[Records that describe figures]

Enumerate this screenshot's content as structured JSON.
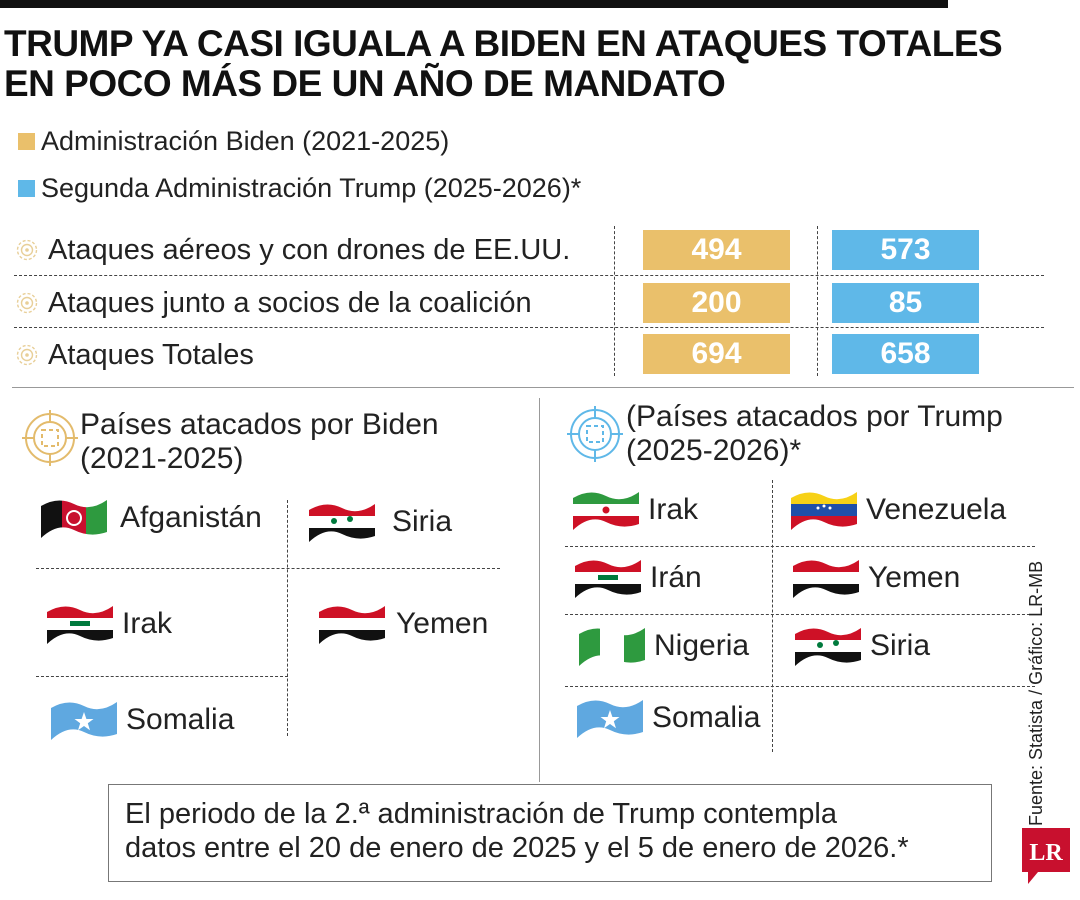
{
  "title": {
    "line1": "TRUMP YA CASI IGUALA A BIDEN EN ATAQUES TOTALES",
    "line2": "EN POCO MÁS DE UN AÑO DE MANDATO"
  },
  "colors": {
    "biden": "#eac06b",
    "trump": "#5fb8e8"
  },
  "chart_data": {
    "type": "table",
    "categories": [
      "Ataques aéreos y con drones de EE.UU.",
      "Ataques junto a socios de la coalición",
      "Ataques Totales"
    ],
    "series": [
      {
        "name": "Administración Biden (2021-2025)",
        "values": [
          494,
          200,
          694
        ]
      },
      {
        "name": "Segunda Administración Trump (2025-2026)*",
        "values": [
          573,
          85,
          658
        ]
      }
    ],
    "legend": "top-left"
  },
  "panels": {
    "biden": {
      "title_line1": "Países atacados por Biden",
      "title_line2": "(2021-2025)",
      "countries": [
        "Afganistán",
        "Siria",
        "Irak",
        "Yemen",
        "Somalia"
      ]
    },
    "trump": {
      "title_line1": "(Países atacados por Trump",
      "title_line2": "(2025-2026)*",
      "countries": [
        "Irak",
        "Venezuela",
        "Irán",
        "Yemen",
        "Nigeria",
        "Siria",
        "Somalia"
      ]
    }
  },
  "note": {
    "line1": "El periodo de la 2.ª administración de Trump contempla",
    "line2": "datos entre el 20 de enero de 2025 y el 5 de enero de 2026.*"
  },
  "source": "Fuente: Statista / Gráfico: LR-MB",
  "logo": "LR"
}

_What you should do_.
Write every record out again exactly; no pictures belong in the copy.

_In response_.
Enumerate this screenshot's content as structured JSON.
{
  "title": {
    "line1": "TRUMP YA CASI IGUALA A BIDEN EN ATAQUES TOTALES",
    "line2": "EN POCO MÁS DE UN AÑO DE MANDATO"
  },
  "colors": {
    "biden": "#eac06b",
    "trump": "#5fb8e8"
  },
  "chart_data": {
    "type": "table",
    "categories": [
      "Ataques aéreos y con drones de EE.UU.",
      "Ataques junto a socios de la coalición",
      "Ataques Totales"
    ],
    "series": [
      {
        "name": "Administración Biden (2021-2025)",
        "values": [
          494,
          200,
          694
        ]
      },
      {
        "name": "Segunda Administración Trump (2025-2026)*",
        "values": [
          573,
          85,
          658
        ]
      }
    ],
    "legend": "top-left"
  },
  "panels": {
    "biden": {
      "title_line1": "Países atacados por Biden",
      "title_line2": "(2021-2025)",
      "countries": [
        "Afganistán",
        "Siria",
        "Irak",
        "Yemen",
        "Somalia"
      ]
    },
    "trump": {
      "title_line1": "(Países atacados por Trump",
      "title_line2": "(2025-2026)*",
      "countries": [
        "Irak",
        "Venezuela",
        "Irán",
        "Yemen",
        "Nigeria",
        "Siria",
        "Somalia"
      ]
    }
  },
  "note": {
    "line1": "El periodo de la 2.ª administración de Trump contempla",
    "line2": "datos entre el 20 de enero de 2025 y el 5 de enero de 2026.*"
  },
  "source": "Fuente: Statista / Gráfico: LR-MB",
  "logo": "LR"
}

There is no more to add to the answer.